Scan the lines below for the string "Time" and copy every one that has it.

----- Entries

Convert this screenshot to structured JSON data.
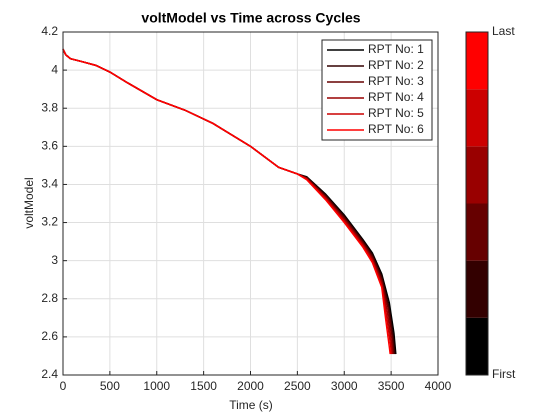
{
  "chart_data": {
    "type": "line",
    "title": "voltModel vs Time  across Cycles",
    "x_label": "Time (s)",
    "y_label": "voltModel",
    "xlim": [
      0,
      4000
    ],
    "xticks": [
      0,
      500,
      1000,
      1500,
      2000,
      2500,
      3000,
      3500,
      4000
    ],
    "ylim": [
      2.4,
      4.2
    ],
    "yticks": [
      2.4,
      2.6,
      2.8,
      3,
      3.2,
      3.4,
      3.6,
      3.8,
      4,
      4.2
    ],
    "grid": true,
    "legend": "top-right",
    "colorbar_labels": [
      "First",
      "Last"
    ],
    "series": [
      {
        "name": "RPT No: 1",
        "color": "#000000",
        "x": [
          0,
          30,
          80,
          200,
          350,
          500,
          700,
          1000,
          1300,
          1600,
          2000,
          2300,
          2500,
          2600,
          2800,
          3000,
          3200,
          3300,
          3400,
          3480,
          3530,
          3550
        ],
        "values": [
          4.11,
          4.08,
          4.06,
          4.045,
          4.025,
          3.99,
          3.93,
          3.845,
          3.79,
          3.72,
          3.6,
          3.49,
          3.455,
          3.44,
          3.35,
          3.24,
          3.11,
          3.04,
          2.93,
          2.78,
          2.62,
          2.51
        ]
      },
      {
        "name": "RPT No: 2",
        "color": "#330000",
        "x": [
          0,
          30,
          80,
          200,
          350,
          500,
          700,
          1000,
          1300,
          1600,
          2000,
          2300,
          2500,
          2600,
          2800,
          3000,
          3200,
          3300,
          3400,
          3475,
          3522,
          3538
        ],
        "values": [
          4.11,
          4.08,
          4.06,
          4.045,
          4.025,
          3.99,
          3.93,
          3.845,
          3.79,
          3.72,
          3.6,
          3.49,
          3.455,
          3.437,
          3.344,
          3.232,
          3.102,
          3.03,
          2.915,
          2.76,
          2.6,
          2.51
        ]
      },
      {
        "name": "RPT No: 3",
        "color": "#660000",
        "x": [
          0,
          30,
          80,
          200,
          350,
          500,
          700,
          1000,
          1300,
          1600,
          2000,
          2300,
          2500,
          2600,
          2800,
          3000,
          3200,
          3300,
          3400,
          3470,
          3515,
          3526
        ],
        "values": [
          4.11,
          4.08,
          4.06,
          4.045,
          4.025,
          3.99,
          3.93,
          3.845,
          3.79,
          3.72,
          3.6,
          3.49,
          3.455,
          3.434,
          3.338,
          3.224,
          3.094,
          3.02,
          2.9,
          2.745,
          2.585,
          2.51
        ]
      },
      {
        "name": "RPT No: 4",
        "color": "#990000",
        "x": [
          0,
          30,
          80,
          200,
          350,
          500,
          700,
          1000,
          1300,
          1600,
          2000,
          2300,
          2500,
          2600,
          2800,
          3000,
          3200,
          3300,
          3400,
          3460,
          3505,
          3514
        ],
        "values": [
          4.11,
          4.08,
          4.06,
          4.045,
          4.025,
          3.99,
          3.93,
          3.845,
          3.79,
          3.72,
          3.6,
          3.49,
          3.455,
          3.431,
          3.332,
          3.216,
          3.086,
          3.01,
          2.885,
          2.73,
          2.57,
          2.51
        ]
      },
      {
        "name": "RPT No: 5",
        "color": "#cc0000",
        "x": [
          0,
          30,
          80,
          200,
          350,
          500,
          700,
          1000,
          1300,
          1600,
          2000,
          2300,
          2500,
          2600,
          2800,
          3000,
          3200,
          3300,
          3400,
          3450,
          3495,
          3502
        ],
        "values": [
          4.11,
          4.08,
          4.06,
          4.045,
          4.025,
          3.99,
          3.93,
          3.845,
          3.79,
          3.72,
          3.6,
          3.49,
          3.455,
          3.428,
          3.326,
          3.208,
          3.078,
          3.0,
          2.87,
          2.715,
          2.555,
          2.51
        ]
      },
      {
        "name": "RPT No: 6",
        "color": "#ff0000",
        "x": [
          0,
          30,
          80,
          200,
          350,
          500,
          700,
          1000,
          1300,
          1600,
          2000,
          2300,
          2500,
          2600,
          2800,
          3000,
          3200,
          3300,
          3400,
          3440,
          3480,
          3490
        ],
        "values": [
          4.11,
          4.08,
          4.06,
          4.045,
          4.025,
          3.99,
          3.93,
          3.845,
          3.79,
          3.72,
          3.6,
          3.49,
          3.455,
          3.425,
          3.32,
          3.2,
          3.07,
          2.99,
          2.86,
          2.7,
          2.55,
          2.51
        ]
      }
    ]
  }
}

----------

Answer in full:
    "title": "voltModel vs Time  across Cycles",
    "x_label": "Time (s)",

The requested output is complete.